● **EXERCISE INSTRUCTIONS**:
Your task is to print every entry below exactly as given.

──────── EXERCISE MATERIAL

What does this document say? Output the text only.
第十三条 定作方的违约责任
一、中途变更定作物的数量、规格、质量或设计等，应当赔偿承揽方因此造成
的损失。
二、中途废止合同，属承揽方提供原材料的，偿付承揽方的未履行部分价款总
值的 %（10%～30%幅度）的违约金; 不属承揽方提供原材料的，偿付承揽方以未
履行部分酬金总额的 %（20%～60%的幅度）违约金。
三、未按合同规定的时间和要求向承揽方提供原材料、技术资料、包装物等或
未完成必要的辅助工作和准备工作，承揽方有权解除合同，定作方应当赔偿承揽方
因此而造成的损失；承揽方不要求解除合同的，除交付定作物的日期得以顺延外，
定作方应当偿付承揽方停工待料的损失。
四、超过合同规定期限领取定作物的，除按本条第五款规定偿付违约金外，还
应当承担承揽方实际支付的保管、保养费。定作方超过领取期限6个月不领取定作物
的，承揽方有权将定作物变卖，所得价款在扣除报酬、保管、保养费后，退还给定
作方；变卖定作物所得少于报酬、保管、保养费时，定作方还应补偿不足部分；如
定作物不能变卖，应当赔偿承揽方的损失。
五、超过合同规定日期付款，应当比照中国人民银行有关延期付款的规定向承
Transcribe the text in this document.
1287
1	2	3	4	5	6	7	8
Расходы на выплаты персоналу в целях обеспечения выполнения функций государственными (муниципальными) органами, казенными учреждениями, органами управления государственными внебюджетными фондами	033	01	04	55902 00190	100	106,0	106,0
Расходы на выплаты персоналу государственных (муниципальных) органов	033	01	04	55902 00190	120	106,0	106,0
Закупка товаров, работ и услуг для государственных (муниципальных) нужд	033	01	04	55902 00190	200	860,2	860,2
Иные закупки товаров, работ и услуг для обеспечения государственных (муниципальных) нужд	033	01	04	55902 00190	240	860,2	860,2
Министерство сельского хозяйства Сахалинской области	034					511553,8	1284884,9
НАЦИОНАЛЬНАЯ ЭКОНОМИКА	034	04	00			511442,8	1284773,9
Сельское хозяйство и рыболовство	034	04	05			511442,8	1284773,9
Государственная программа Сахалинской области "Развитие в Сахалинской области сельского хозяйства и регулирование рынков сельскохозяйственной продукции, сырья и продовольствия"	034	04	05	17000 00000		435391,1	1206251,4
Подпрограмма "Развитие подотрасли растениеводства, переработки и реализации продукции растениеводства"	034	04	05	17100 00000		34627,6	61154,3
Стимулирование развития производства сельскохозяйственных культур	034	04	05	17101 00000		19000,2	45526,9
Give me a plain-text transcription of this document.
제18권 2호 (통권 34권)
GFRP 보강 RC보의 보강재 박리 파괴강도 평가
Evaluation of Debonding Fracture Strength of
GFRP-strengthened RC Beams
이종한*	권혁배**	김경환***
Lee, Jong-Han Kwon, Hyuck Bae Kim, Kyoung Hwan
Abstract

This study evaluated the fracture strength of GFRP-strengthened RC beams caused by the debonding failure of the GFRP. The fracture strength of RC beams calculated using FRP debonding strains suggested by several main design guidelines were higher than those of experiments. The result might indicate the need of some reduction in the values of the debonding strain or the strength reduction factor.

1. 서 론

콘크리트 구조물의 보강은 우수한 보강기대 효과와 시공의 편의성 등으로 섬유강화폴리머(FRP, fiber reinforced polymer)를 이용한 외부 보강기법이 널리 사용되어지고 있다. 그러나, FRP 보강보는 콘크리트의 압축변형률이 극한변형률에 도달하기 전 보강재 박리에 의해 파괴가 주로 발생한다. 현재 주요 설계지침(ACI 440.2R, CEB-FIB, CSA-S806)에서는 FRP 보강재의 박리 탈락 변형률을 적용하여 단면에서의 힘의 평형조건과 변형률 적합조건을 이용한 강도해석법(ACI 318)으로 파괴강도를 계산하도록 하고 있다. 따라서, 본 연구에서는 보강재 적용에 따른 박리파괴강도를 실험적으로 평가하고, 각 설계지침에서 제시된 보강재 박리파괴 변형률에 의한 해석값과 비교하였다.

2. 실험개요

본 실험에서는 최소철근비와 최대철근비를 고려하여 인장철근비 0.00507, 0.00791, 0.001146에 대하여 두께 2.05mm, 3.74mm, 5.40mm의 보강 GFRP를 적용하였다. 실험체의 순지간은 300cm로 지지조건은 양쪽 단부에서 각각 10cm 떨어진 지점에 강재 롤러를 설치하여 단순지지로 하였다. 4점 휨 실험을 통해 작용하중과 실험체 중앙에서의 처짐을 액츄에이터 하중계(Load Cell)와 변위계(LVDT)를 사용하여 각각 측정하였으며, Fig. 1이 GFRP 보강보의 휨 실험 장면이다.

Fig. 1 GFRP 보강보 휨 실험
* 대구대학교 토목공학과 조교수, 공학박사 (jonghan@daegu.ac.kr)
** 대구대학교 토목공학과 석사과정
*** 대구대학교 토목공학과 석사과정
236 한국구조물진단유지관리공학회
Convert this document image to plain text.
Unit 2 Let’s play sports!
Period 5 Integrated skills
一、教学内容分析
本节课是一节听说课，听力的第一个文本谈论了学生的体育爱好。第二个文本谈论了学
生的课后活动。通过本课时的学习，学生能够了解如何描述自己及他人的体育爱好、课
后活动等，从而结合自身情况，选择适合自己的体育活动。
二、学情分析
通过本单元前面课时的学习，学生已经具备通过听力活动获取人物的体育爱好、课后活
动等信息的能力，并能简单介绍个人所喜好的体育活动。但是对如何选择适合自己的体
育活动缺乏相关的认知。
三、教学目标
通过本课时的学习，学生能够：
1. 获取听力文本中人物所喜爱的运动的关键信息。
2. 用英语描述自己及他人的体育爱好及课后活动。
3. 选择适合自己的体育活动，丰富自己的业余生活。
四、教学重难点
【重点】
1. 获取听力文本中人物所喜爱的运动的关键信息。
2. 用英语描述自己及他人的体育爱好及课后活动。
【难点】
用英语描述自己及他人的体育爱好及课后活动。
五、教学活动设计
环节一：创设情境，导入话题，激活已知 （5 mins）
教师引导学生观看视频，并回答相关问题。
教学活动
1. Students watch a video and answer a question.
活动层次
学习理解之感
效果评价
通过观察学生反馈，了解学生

────────────────

● **EXPECTED OUTPUT**:
What does this document say? Output the text only.
第十三条 定作方的违约责任
一、中途变更定作物的数量、规格、质量或设计等，应当赔偿承揽方因此造成
的损失。
二、中途废止合同，属承揽方提供原材料的，偿付承揽方的未履行部分价款总
值的 %（10%～30%幅度）的违约金; 不属承揽方提供原材料的，偿付承揽方以未
履行部分酬金总额的 %（20%～60%的幅度）违约金。
三、未按合同规定的时间和要求向承揽方提供原材料、技术资料、包装物等或
未完成必要的辅助工作和准备工作，承揽方有权解除合同，定作方应当赔偿承揽方
因此而造成的损失；承揽方不要求解除合同的，除交付定作物的日期得以顺延外，
定作方应当偿付承揽方停工待料的损失。
四、超过合同规定期限领取定作物的，除按本条第五款规定偿付违约金外，还
应当承担承揽方实际支付的保管、保养费。定作方超过领取期限6个月不领取定作物
的，承揽方有权将定作物变卖，所得价款在扣除报酬、保管、保养费后，退还给定
作方；变卖定作物所得少于报酬、保管、保养费时，定作方还应补偿不足部分；如
定作物不能变卖，应当赔偿承揽方的损失。
五、超过合同规定日期付款，应当比照中国人民银行有关延期付款的规定向承
Transcribe the text in this document.
1287
1	2	3	4	5	6	7	8
Расходы на выплаты персоналу в целях обеспечения выполнения функций государственными (муниципальными) органами, казенными учреждениями, органами управления государственными внебюджетными фондами	033	01	04	55902 00190	100	106,0	106,0
Расходы на выплаты персоналу государственных (муниципальных) органов	033	01	04	55902 00190	120	106,0	106,0
Закупка товаров, работ и услуг для государственных (муниципальных) нужд	033	01	04	55902 00190	200	860,2	860,2
Иные закупки товаров, работ и услуг для обеспечения государственных (муниципальных) нужд	033	01	04	55902 00190	240	860,2	860,2
Министерство сельского хозяйства Сахалинской области	034					511553,8	1284884,9
НАЦИОНАЛЬНАЯ ЭКОНОМИКА	034	04	00			511442,8	1284773,9
Сельское хозяйство и рыболовство	034	04	05			511442,8	1284773,9
Государственная программа Сахалинской области "Развитие в Сахалинской области сельского хозяйства и регулирование рынков сельскохозяйственной продукции, сырья и продовольствия"	034	04	05	17000 00000		435391,1	1206251,4
Подпрограмма "Развитие подотрасли растениеводства, переработки и реализации продукции растениеводства"	034	04	05	17100 00000		34627,6	61154,3
Стимулирование развития производства сельскохозяйственных культур	034	04	05	17101 00000		19000,2	45526,9
Give me a plain-text transcription of this document.
제18권 2호 (통권 34권)
GFRP 보강 RC보의 보강재 박리 파괴강도 평가
Evaluation of Debonding Fracture Strength of
GFRP-strengthened RC Beams
이종한*	권혁배**	김경환***
Lee, Jong-Han Kwon, Hyuck Bae Kim, Kyoung Hwan
Abstract

This study evaluated the fracture strength of GFRP-strengthened RC beams caused by the debonding failure of the GFRP. The fracture strength of RC beams calculated using FRP debonding strains suggested by several main design guidelines were higher than those of experiments. The result might indicate the need of some reduction in the values of the debonding strain or the strength reduction factor.

1. 서 론

콘크리트 구조물의 보강은 우수한 보강기대 효과와 시공의 편의성 등으로 섬유강화폴리머(FRP, fiber reinforced polymer)를 이용한 외부 보강기법이 널리 사용되어지고 있다. 그러나, FRP 보강보는 콘크리트의 압축변형률이 극한변형률에 도달하기 전 보강재 박리에 의해 파괴가 주로 발생한다. 현재 주요 설계지침(ACI 440.2R, CEB-FIB, CSA-S806)에서는 FRP 보강재의 박리 탈락 변형률을 적용하여 단면에서의 힘의 평형조건과 변형률 적합조건을 이용한 강도해석법(ACI 318)으로 파괴강도를 계산하도록 하고 있다. 따라서, 본 연구에서는 보강재 적용에 따른 박리파괴강도를 실험적으로 평가하고, 각 설계지침에서 제시된 보강재 박리파괴 변형률에 의한 해석값과 비교하였다.

2. 실험개요

본 실험에서는 최소철근비와 최대철근비를 고려하여 인장철근비 0.00507, 0.00791, 0.001146에 대하여 두께 2.05mm, 3.74mm, 5.40mm의 보강 GFRP를 적용하였다. 실험체의 순지간은 300cm로 지지조건은 양쪽 단부에서 각각 10cm 떨어진 지점에 강재 롤러를 설치하여 단순지지로 하였다. 4점 휨 실험을 통해 작용하중과 실험체 중앙에서의 처짐을 액츄에이터 하중계(Load Cell)와 변위계(LVDT)를 사용하여 각각 측정하였으며, Fig. 1이 GFRP 보강보의 휨 실험 장면이다.

Fig. 1 GFRP 보강보 휨 실험
* 대구대학교 토목공학과 조교수, 공학박사 (jonghan@daegu.ac.kr)
** 대구대학교 토목공학과 석사과정
*** 대구대학교 토목공학과 석사과정
236 한국구조물진단유지관리공학회
Convert this document image to plain text.
Unit 2 Let’s play sports!
Period 5 Integrated skills
一、教学内容分析
本节课是一节听说课，听力的第一个文本谈论了学生的体育爱好。第二个文本谈论了学
生的课后活动。通过本课时的学习，学生能够了解如何描述自己及他人的体育爱好、课
后活动等，从而结合自身情况，选择适合自己的体育活动。
二、学情分析
通过本单元前面课时的学习，学生已经具备通过听力活动获取人物的体育爱好、课后活
动等信息的能力，并能简单介绍个人所喜好的体育活动。但是对如何选择适合自己的体
育活动缺乏相关的认知。
三、教学目标
通过本课时的学习，学生能够：
1. 获取听力文本中人物所喜爱的运动的关键信息。
2. 用英语描述自己及他人的体育爱好及课后活动。
3. 选择适合自己的体育活动，丰富自己的业余生活。
四、教学重难点
【重点】
1. 获取听力文本中人物所喜爱的运动的关键信息。
2. 用英语描述自己及他人的体育爱好及课后活动。
【难点】
用英语描述自己及他人的体育爱好及课后活动。
五、教学活动设计
环节一：创设情境，导入话题，激活已知 （5 mins）
教师引导学生观看视频，并回答相关问题。
教学活动
1. Students watch a video and answer a question.
活动层次
学习理解之感
效果评价
通过观察学生反馈，了解学生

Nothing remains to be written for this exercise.